* _Requirements_: Exclude the pictures, then copy all remaining records exactly.

#### Data to process ####

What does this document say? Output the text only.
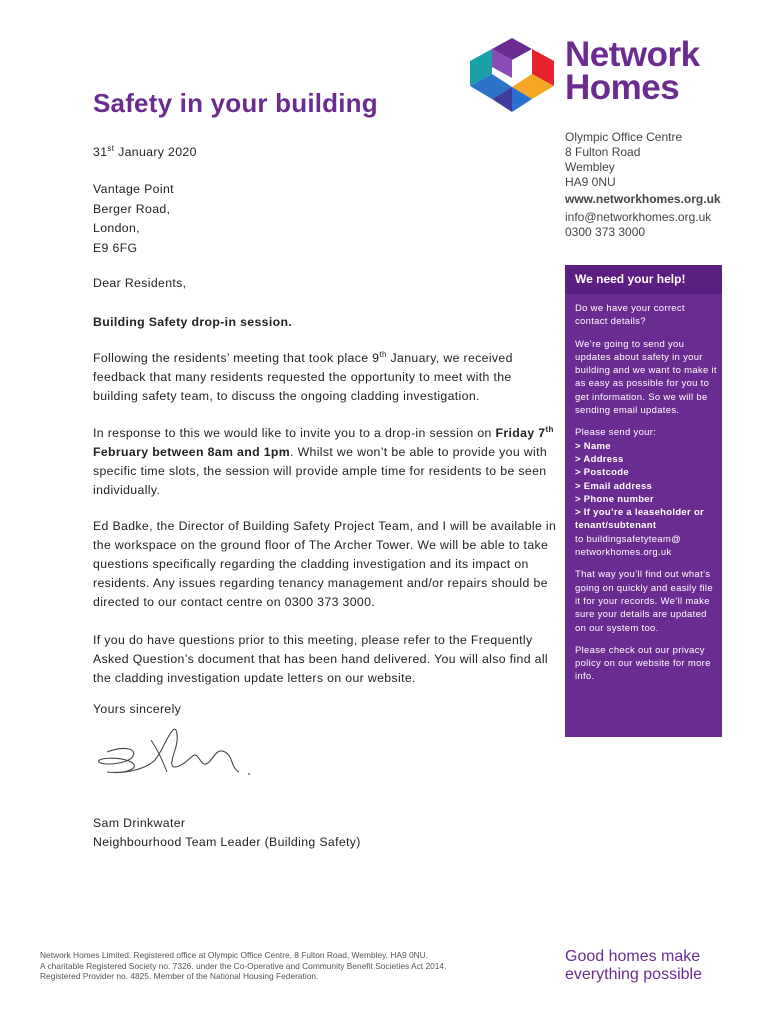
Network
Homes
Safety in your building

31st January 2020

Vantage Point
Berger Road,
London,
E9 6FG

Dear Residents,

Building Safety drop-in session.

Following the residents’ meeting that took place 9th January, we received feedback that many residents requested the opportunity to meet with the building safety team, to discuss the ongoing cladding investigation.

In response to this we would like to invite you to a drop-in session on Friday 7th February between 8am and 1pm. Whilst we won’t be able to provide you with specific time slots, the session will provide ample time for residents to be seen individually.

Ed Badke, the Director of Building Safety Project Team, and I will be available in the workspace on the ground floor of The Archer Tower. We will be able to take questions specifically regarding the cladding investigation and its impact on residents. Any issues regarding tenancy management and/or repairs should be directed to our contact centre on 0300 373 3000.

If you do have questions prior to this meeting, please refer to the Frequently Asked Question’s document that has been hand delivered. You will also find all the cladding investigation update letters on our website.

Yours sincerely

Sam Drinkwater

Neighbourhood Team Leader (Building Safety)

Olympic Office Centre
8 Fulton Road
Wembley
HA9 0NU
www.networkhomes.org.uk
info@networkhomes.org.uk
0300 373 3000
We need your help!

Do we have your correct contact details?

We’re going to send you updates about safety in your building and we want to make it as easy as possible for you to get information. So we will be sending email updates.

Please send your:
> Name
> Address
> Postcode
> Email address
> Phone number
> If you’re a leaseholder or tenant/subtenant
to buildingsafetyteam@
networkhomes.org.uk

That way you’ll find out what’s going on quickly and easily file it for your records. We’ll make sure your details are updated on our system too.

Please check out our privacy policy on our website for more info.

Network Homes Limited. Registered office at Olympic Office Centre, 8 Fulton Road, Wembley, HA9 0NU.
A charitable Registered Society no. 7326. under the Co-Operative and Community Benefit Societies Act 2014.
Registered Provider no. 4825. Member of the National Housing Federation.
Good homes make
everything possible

####

* _Correct output_:
What does this document say? Output the text only.
Network
Homes
Safety in your building

31st January 2020

Vantage Point
Berger Road,
London,
E9 6FG

Dear Residents,

Building Safety drop-in session.

Following the residents’ meeting that took place 9th January, we received feedback that many residents requested the opportunity to meet with the building safety team, to discuss the ongoing cladding investigation.

In response to this we would like to invite you to a drop-in session on Friday 7th February between 8am and 1pm. Whilst we won’t be able to provide you with specific time slots, the session will provide ample time for residents to be seen individually.

Ed Badke, the Director of Building Safety Project Team, and I will be available in the workspace on the ground floor of The Archer Tower. We will be able to take questions specifically regarding the cladding investigation and its impact on residents. Any issues regarding tenancy management and/or repairs should be directed to our contact centre on 0300 373 3000.

If you do have questions prior to this meeting, please refer to the Frequently Asked Question’s document that has been hand delivered. You will also find all the cladding investigation update letters on our website.

Yours sincerely

Sam Drinkwater

Neighbourhood Team Leader (Building Safety)

Olympic Office Centre
8 Fulton Road
Wembley
HA9 0NU
www.networkhomes.org.uk
info@networkhomes.org.uk
0300 373 3000
We need your help!

Do we have your correct contact details?

We’re going to send you updates about safety in your building and we want to make it as easy as possible for you to get information. So we will be sending email updates.

Please send your:
> Name
> Address
> Postcode
> Email address
> Phone number
> If you’re a leaseholder or tenant/subtenant
to buildingsafetyteam@
networkhomes.org.uk

That way you’ll find out what’s going on quickly and easily file it for your records. We’ll make sure your details are updated on our system too.

Please check out our privacy policy on our website for more info.

Network Homes Limited. Registered office at Olympic Office Centre, 8 Fulton Road, Wembley, HA9 0NU.
A charitable Registered Society no. 7326. under the Co-Operative and Community Benefit Societies Act 2014.
Registered Provider no. 4825. Member of the National Housing Federation.
Good homes make
everything possible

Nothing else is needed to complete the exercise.